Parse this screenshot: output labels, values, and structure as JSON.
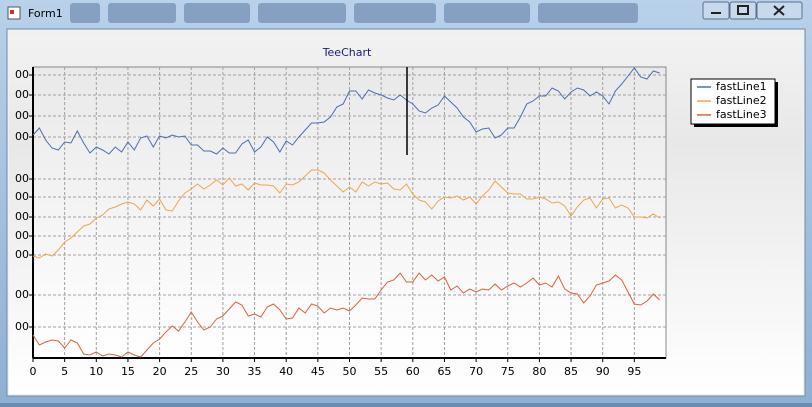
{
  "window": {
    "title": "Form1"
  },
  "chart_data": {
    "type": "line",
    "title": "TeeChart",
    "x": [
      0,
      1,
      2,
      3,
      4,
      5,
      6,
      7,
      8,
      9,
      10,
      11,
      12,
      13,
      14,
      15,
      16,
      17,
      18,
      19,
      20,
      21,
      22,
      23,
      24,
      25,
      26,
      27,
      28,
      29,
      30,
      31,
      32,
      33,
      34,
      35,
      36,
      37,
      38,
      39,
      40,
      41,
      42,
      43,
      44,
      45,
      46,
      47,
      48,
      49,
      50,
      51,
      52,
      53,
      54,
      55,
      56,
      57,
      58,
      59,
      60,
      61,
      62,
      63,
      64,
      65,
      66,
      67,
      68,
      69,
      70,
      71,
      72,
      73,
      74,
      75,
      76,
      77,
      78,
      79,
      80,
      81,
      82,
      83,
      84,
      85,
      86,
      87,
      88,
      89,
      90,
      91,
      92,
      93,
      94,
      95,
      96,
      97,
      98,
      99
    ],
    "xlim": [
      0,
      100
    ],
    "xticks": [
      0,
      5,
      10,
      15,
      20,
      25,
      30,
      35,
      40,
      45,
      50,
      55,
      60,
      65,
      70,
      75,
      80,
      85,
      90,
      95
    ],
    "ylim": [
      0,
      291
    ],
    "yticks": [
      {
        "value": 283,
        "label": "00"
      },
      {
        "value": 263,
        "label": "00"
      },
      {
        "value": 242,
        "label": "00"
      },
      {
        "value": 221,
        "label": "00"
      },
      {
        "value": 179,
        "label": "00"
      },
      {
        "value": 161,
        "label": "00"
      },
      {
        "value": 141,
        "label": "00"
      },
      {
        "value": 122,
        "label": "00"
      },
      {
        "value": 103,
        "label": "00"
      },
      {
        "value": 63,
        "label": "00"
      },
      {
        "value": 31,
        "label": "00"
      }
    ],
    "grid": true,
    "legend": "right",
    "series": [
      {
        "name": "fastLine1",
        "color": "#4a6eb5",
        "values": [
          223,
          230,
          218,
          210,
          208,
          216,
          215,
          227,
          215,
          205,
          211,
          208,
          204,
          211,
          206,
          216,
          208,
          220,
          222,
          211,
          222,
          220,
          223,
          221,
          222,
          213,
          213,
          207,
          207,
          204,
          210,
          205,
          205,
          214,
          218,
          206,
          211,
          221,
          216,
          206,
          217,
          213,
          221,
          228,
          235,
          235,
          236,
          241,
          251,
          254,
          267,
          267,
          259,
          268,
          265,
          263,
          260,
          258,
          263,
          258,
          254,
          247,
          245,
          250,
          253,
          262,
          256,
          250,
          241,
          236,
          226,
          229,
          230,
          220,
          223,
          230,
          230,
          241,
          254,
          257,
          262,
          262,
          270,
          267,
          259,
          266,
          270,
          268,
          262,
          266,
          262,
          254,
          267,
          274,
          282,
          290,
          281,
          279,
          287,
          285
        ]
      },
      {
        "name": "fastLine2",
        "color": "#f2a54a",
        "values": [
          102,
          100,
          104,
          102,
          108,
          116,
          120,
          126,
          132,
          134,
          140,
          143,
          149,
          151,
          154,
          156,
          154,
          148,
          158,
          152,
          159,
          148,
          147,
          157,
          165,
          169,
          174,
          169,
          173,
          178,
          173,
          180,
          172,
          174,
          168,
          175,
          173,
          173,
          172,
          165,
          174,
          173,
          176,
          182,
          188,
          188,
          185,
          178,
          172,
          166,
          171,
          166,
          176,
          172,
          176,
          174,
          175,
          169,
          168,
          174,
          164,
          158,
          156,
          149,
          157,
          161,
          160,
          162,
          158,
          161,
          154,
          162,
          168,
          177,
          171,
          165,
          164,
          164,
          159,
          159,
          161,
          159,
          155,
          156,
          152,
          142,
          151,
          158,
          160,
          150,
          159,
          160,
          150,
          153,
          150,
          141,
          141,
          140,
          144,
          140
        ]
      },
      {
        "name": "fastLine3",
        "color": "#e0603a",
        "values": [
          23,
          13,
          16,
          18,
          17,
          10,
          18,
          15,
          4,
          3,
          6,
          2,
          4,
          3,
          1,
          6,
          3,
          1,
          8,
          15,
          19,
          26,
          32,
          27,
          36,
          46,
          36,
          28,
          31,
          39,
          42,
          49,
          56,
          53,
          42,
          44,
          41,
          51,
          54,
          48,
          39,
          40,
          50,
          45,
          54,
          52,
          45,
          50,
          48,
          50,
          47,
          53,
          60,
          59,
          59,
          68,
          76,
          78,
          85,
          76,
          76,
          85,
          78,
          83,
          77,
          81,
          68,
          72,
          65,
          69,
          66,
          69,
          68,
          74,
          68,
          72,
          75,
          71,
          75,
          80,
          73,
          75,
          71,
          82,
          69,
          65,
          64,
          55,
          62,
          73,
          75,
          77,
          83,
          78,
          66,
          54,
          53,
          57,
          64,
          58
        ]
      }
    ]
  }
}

------------------------------------

Problem to work on
Look through the data above. Find each line with the string "color" and copy it.

Solution
        "color": "#4a6eb5",
        "color": "#f2a54a",
        "color": "#e0603a",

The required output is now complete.